▸ **Try it**:
Copy the passage of the DQAL protocol excerpt word for word, from "5. Conclusions" up to and including "and success probability.".

(Beginning of Document excerpt)

In order to support highest possible arrival rate, we should select the best value for N_{p} and N_{g} that maintain the system stability (utilization factor to be less than one). Under fixed capacity (fixed number of preambles reserved for MDs), there is one tuning parameter left (N_{p}). As the N_{p} value increases, the probability that MD will find free preamble in the virtual group will increase, and accordingly the total access delay will decrease as shown in Fig. 6. However, the choice of N_{p} is limited by the stability constraint. Figure 7 demonstrates the relation between the utilization factor and the arrival rate with different values for N_{p}. It can be observed that at N_{p} = 6, 18, and 30 preambles, the system can support up to 500, 550, and 500 requests/sec respectively. This means that the maximum arrival rate is directly proportional to the N_{p} till certain value, and then the relation is inversed which is an anticipated partitioning phenomenon.  Figure 6. Average access delay with N_{p} 
 Figure 7. Utilization factor with different values for N_{p} 
Figure 8 shows the maximum value of N_{p} that allows the highest arrival under system stability constraint. The nonmonotonic relation between the utilization factor and N_{p} can be explained due to the lossless distribution of the preambles on the virtual groups. For different PRACH Conﬁguration Indices (0, 3, 6 and 9), the obtained maximum N_{p} values are 18, 22, 18, and 30. For a while, N_{p} = 18 is taken as optimum value where the other values lead to left unused preambles.  Figure 8. Utilization factor vs. N_{p} 
The average access delay was shown in Fig. 9 at different numbers for RA slots. As the number of RA slots increases, the system can support much more arrival rate with lower delay.  Figure 9. Average access delay for MD 
The 3GPP in [13] define the access success probability as the probability of completing the random access procedure within the maximum number of preamble retransmissions. This is equivalent to 100ms maximum access delay [13]. According to Fig. 9, the maximum obtained access delay for DQAL is less than 55ms which is less than 100ms. Hence; we can consider the access success probability equal one for DQAL. It is also important to note that the average access delay for DQAL is less than half of slotted ALOHA’s delay at different values for RA slots as shown in Table 2.Table 2. Results comparison for LTE and DQAL 
 

5. Conclusions
In this paper we introduced a new protocol (DQAL) to solve the access issue of M2M communications over LTE. The protocol is designed in such a way to be used by the MDs while not affecting the normal access operation of H2H communication. The original DQRAP is adapted to fit with the frame structure and specifications of LTE. The optimum design parameters in terms of the number of virtual groups and the number of preambles per each group are determined. The results show that the performance of the proposed DQAL protocol outperforms the original access protocol used by LTE in both access delay and success probability.

(End of Document excerpt)
(Beginning of Input data)

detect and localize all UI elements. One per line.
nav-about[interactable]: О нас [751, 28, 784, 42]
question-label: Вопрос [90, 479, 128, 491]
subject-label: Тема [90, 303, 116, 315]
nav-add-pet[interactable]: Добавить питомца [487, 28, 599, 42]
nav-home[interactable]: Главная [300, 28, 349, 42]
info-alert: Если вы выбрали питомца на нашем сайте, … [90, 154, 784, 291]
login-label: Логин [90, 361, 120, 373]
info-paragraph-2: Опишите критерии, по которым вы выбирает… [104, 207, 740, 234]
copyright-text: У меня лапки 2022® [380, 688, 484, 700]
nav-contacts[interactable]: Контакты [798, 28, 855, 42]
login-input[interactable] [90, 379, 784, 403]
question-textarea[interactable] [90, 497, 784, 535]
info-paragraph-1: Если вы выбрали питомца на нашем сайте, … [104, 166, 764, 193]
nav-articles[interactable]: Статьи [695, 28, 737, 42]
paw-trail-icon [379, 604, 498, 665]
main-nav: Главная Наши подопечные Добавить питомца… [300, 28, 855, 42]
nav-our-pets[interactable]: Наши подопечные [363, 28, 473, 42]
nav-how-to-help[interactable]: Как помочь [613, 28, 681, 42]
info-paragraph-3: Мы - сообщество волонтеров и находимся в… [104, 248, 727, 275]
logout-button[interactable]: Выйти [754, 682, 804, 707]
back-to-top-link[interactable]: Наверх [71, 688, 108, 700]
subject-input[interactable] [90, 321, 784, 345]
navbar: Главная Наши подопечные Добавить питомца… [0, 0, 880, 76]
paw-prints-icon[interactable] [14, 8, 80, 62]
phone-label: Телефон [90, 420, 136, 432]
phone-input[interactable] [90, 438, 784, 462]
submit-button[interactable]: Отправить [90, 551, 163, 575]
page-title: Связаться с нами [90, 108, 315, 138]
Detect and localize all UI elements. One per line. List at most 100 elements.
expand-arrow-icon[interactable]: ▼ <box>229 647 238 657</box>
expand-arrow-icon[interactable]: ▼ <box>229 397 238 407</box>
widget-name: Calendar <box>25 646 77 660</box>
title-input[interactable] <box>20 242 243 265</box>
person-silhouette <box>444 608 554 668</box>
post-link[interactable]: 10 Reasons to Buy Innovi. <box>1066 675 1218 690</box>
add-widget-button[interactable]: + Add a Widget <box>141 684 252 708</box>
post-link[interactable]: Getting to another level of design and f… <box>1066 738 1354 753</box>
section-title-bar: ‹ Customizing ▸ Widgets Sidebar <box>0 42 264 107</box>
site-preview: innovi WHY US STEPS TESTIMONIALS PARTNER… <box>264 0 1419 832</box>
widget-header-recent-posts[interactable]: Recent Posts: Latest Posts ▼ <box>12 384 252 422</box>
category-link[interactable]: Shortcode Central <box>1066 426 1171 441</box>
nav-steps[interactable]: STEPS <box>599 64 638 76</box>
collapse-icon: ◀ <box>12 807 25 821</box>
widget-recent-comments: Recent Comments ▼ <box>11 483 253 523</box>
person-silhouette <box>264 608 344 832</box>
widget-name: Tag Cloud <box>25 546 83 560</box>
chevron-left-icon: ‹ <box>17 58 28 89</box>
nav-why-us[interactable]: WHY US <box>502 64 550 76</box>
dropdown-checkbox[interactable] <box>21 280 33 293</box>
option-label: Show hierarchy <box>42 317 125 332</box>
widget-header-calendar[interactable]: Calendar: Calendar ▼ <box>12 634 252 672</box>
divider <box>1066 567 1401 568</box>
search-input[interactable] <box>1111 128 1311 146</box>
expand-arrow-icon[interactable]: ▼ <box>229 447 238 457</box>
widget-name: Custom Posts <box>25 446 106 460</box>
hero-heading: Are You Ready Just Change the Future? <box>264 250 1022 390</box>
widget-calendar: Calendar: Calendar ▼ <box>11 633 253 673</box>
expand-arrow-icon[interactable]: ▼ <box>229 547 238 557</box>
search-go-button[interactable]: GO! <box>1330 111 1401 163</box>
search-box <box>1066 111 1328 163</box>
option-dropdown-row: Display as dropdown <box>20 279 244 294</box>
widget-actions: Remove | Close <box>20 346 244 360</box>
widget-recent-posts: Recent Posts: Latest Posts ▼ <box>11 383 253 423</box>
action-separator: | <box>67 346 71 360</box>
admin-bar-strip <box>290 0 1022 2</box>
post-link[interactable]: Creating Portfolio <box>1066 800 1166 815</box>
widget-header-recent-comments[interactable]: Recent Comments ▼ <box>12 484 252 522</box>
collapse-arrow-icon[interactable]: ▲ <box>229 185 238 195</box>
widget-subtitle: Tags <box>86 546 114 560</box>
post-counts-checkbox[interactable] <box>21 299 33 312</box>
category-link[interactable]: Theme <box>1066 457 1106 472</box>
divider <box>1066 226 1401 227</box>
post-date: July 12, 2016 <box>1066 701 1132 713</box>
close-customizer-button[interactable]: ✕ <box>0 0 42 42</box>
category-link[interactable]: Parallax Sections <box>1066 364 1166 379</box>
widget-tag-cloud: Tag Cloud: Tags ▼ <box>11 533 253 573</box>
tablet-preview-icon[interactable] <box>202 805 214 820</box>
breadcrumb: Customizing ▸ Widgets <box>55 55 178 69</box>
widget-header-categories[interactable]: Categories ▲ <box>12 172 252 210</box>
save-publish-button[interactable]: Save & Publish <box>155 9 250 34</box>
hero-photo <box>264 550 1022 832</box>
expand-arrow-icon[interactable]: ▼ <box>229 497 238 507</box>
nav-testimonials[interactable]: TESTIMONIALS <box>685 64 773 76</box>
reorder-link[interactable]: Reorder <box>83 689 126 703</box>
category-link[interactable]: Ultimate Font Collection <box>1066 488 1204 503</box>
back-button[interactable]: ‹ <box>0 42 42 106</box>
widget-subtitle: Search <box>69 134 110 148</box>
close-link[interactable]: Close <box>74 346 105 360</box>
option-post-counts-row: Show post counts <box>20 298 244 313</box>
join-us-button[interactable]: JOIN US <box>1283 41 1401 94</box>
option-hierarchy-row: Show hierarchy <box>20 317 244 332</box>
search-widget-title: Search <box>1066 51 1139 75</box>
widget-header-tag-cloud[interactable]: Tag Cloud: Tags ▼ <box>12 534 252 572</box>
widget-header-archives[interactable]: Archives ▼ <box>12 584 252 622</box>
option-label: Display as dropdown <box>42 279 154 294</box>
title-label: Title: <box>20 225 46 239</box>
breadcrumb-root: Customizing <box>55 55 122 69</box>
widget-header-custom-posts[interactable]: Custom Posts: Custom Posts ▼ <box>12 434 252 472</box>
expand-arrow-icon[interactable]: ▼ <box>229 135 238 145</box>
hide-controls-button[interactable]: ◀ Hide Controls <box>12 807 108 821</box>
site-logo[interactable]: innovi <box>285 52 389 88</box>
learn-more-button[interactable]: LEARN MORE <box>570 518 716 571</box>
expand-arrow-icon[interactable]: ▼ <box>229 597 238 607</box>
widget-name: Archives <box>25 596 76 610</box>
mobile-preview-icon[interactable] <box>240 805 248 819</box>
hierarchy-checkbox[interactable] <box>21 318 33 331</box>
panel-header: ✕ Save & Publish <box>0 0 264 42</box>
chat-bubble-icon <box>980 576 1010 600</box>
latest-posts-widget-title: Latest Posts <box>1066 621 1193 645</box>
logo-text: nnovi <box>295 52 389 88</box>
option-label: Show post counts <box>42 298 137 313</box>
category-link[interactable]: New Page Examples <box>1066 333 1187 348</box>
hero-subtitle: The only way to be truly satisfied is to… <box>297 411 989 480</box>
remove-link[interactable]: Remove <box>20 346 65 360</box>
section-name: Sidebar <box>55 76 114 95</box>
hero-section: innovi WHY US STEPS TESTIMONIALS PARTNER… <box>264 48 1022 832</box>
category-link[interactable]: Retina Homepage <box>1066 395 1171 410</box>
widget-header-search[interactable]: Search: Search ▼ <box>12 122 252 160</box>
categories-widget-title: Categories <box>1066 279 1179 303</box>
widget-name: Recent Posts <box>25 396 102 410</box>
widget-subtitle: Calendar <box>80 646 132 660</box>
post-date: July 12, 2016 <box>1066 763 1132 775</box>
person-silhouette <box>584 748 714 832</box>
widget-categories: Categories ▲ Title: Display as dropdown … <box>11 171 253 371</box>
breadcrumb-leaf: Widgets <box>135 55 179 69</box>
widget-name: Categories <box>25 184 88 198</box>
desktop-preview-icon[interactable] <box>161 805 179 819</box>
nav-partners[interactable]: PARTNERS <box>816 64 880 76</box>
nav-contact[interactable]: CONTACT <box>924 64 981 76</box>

(End of Input data)

▸ **Final answer**:
5. Conclusions
In this paper we introduced a new protocol (DQAL) to solve the access issue of M2M communications over LTE. The protocol is designed in such a way to be used by the MDs while not affecting the normal access operation of H2H communication. The original DQRAP is adapted to fit with the frame structure and specifications of LTE. The optimum design parameters in terms of the number of virtual groups and the number of preambles per each group are determined. The results show that the performance of the proposed DQAL protocol outperforms the original access protocol used by LTE in both access delay and success probability.